:: Goal ::
Count how many lines in the entries below contain the string "contour", and give only that number.

Start Supplied records

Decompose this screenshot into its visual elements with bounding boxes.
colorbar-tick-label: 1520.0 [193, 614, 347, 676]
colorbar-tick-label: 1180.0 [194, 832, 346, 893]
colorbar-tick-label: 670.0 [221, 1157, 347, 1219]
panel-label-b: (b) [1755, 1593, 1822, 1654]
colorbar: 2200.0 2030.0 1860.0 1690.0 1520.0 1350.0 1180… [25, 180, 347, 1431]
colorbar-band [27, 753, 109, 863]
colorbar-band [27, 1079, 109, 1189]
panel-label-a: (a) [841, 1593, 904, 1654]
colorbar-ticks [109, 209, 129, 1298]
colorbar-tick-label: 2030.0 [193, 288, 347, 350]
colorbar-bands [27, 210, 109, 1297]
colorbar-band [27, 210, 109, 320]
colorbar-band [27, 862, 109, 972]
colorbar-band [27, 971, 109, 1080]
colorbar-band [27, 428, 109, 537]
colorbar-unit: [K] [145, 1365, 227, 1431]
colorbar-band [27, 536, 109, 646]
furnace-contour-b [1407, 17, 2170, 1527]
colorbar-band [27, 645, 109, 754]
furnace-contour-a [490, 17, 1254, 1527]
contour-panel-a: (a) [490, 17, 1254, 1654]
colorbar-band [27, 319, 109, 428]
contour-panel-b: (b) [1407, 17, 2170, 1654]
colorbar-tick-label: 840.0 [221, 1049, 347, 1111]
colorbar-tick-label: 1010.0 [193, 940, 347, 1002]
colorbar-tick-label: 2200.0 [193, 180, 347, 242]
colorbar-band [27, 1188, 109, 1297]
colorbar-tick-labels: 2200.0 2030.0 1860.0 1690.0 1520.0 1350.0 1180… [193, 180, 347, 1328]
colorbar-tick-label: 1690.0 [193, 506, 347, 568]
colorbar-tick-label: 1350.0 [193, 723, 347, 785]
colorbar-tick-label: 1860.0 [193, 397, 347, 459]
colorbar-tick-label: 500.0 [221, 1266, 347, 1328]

End Supplied records

:: Result ::
4